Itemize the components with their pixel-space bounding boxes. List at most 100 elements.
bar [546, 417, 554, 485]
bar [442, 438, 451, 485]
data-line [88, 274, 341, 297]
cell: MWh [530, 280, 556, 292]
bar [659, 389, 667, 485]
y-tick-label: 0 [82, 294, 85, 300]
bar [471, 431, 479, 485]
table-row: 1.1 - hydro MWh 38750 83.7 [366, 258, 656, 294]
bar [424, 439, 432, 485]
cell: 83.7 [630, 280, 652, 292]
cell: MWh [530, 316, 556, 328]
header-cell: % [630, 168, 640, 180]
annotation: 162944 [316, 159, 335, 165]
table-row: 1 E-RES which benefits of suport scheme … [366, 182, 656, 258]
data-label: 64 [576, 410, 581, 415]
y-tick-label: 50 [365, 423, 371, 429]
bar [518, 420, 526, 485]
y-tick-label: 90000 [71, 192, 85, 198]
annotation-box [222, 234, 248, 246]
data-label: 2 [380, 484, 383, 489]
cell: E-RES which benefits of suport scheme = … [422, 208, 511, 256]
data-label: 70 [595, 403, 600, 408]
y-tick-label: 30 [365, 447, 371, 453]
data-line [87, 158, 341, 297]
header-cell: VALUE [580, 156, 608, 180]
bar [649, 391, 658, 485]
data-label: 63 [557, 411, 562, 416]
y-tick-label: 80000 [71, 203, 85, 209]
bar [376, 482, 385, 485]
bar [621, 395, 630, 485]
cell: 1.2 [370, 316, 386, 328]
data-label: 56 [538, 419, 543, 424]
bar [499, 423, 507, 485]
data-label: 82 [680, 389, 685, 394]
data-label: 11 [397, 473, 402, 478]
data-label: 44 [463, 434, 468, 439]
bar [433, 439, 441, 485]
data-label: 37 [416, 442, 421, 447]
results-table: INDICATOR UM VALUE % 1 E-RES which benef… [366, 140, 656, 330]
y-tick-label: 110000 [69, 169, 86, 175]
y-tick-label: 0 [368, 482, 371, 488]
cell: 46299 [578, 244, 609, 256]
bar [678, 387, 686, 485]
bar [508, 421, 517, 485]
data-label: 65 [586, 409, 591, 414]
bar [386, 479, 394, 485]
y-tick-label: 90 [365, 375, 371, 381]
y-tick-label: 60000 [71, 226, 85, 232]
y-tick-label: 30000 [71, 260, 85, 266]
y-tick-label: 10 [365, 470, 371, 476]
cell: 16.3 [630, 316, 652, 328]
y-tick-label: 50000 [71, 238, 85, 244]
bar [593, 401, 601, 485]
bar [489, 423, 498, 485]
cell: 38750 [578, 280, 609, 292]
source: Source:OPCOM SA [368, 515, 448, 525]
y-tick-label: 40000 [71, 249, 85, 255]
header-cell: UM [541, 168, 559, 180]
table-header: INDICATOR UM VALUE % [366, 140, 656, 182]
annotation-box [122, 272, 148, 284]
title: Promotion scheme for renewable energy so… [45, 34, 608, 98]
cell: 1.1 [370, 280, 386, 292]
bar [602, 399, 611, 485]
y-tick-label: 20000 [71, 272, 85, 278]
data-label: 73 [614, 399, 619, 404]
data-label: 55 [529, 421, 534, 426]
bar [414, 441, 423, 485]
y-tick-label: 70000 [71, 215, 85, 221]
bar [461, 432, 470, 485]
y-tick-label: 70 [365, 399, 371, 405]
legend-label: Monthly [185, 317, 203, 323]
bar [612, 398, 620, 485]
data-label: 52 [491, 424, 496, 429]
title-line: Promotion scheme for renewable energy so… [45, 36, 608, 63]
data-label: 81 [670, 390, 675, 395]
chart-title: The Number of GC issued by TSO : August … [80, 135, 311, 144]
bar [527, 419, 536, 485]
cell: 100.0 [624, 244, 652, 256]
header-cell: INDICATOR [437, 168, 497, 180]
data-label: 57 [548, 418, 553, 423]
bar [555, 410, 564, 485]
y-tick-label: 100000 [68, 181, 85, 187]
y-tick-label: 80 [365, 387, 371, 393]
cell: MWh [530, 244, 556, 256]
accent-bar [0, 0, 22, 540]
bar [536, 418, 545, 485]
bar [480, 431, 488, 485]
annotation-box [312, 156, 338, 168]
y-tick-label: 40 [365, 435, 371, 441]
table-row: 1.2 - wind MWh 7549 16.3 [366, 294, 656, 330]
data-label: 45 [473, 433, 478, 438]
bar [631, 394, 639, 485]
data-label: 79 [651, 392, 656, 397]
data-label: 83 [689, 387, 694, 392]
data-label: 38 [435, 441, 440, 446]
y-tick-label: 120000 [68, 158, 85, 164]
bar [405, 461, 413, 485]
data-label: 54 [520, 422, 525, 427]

====================

▶ Exercise objective: Copy the records above line for line, with no changes.

▶ Answer to this task:
Itemize the components with their pixel-space bounding boxes. List at most 100 elements.
bar [546, 417, 554, 485]
bar [442, 438, 451, 485]
data-line [88, 274, 341, 297]
cell: MWh [530, 280, 556, 292]
bar [659, 389, 667, 485]
y-tick-label: 0 [82, 294, 85, 300]
bar [471, 431, 479, 485]
table-row: 1.1 - hydro MWh 38750 83.7 [366, 258, 656, 294]
bar [424, 439, 432, 485]
cell: 83.7 [630, 280, 652, 292]
cell: MWh [530, 316, 556, 328]
header-cell: % [630, 168, 640, 180]
annotation: 162944 [316, 159, 335, 165]
table-row: 1 E-RES which benefits of suport scheme … [366, 182, 656, 258]
data-label: 64 [576, 410, 581, 415]
y-tick-label: 50 [365, 423, 371, 429]
bar [518, 420, 526, 485]
y-tick-label: 90000 [71, 192, 85, 198]
annotation-box [222, 234, 248, 246]
data-label: 2 [380, 484, 383, 489]
cell: E-RES which benefits of suport scheme = … [422, 208, 511, 256]
data-label: 70 [595, 403, 600, 408]
y-tick-label: 30 [365, 447, 371, 453]
data-line [87, 158, 341, 297]
header-cell: VALUE [580, 156, 608, 180]
bar [649, 391, 658, 485]
data-label: 63 [557, 411, 562, 416]
y-tick-label: 80000 [71, 203, 85, 209]
bar [376, 482, 385, 485]
bar [621, 395, 630, 485]
cell: 1.2 [370, 316, 386, 328]
data-label: 56 [538, 419, 543, 424]
bar [499, 423, 507, 485]
data-label: 82 [680, 389, 685, 394]
data-label: 11 [397, 473, 402, 478]
data-label: 44 [463, 434, 468, 439]
bar [433, 439, 441, 485]
data-label: 37 [416, 442, 421, 447]
results-table: INDICATOR UM VALUE % 1 E-RES which benef… [366, 140, 656, 330]
y-tick-label: 110000 [69, 169, 86, 175]
y-tick-label: 0 [368, 482, 371, 488]
cell: 46299 [578, 244, 609, 256]
bar [678, 387, 686, 485]
bar [508, 421, 517, 485]
data-label: 65 [586, 409, 591, 414]
bar [386, 479, 394, 485]
y-tick-label: 90 [365, 375, 371, 381]
y-tick-label: 60000 [71, 226, 85, 232]
y-tick-label: 30000 [71, 260, 85, 266]
y-tick-label: 10 [365, 470, 371, 476]
cell: 16.3 [630, 316, 652, 328]
y-tick-label: 50000 [71, 238, 85, 244]
bar [593, 401, 601, 485]
bar [489, 423, 498, 485]
cell: 38750 [578, 280, 609, 292]
source: Source:OPCOM SA [368, 515, 448, 525]
y-tick-label: 40000 [71, 249, 85, 255]
header-cell: UM [541, 168, 559, 180]
table-header: INDICATOR UM VALUE % [366, 140, 656, 182]
annotation-box [122, 272, 148, 284]
title: Promotion scheme for renewable energy so… [45, 34, 608, 98]
cell: 1.1 [370, 280, 386, 292]
bar [602, 399, 611, 485]
y-tick-label: 20000 [71, 272, 85, 278]
data-label: 73 [614, 399, 619, 404]
data-label: 55 [529, 421, 534, 426]
bar [414, 441, 423, 485]
y-tick-label: 70000 [71, 215, 85, 221]
bar [461, 432, 470, 485]
y-tick-label: 70 [365, 399, 371, 405]
legend-label: Monthly [185, 317, 203, 323]
bar [612, 398, 620, 485]
data-label: 52 [491, 424, 496, 429]
title-line: Promotion scheme for renewable energy so… [45, 36, 608, 63]
data-label: 81 [670, 390, 675, 395]
chart-title: The Number of GC issued by TSO : August … [80, 135, 311, 144]
bar [527, 419, 536, 485]
cell: 100.0 [624, 244, 652, 256]
header-cell: INDICATOR [437, 168, 497, 180]
data-label: 57 [548, 418, 553, 423]
bar [555, 410, 564, 485]
y-tick-label: 100000 [68, 181, 85, 187]
y-tick-label: 80 [365, 387, 371, 393]
cell: MWh [530, 244, 556, 256]
accent-bar [0, 0, 22, 540]
bar [536, 418, 545, 485]
bar [480, 431, 488, 485]
annotation-box [312, 156, 338, 168]
y-tick-label: 40 [365, 435, 371, 441]
table-row: 1.2 - wind MWh 7549 16.3 [366, 294, 656, 330]
data-label: 45 [473, 433, 478, 438]
bar [631, 394, 639, 485]
data-label: 79 [651, 392, 656, 397]
data-label: 83 [689, 387, 694, 392]
data-label: 38 [435, 441, 440, 446]
y-tick-label: 120000 [68, 158, 85, 164]
bar [405, 461, 413, 485]
data-label: 54 [520, 422, 525, 427]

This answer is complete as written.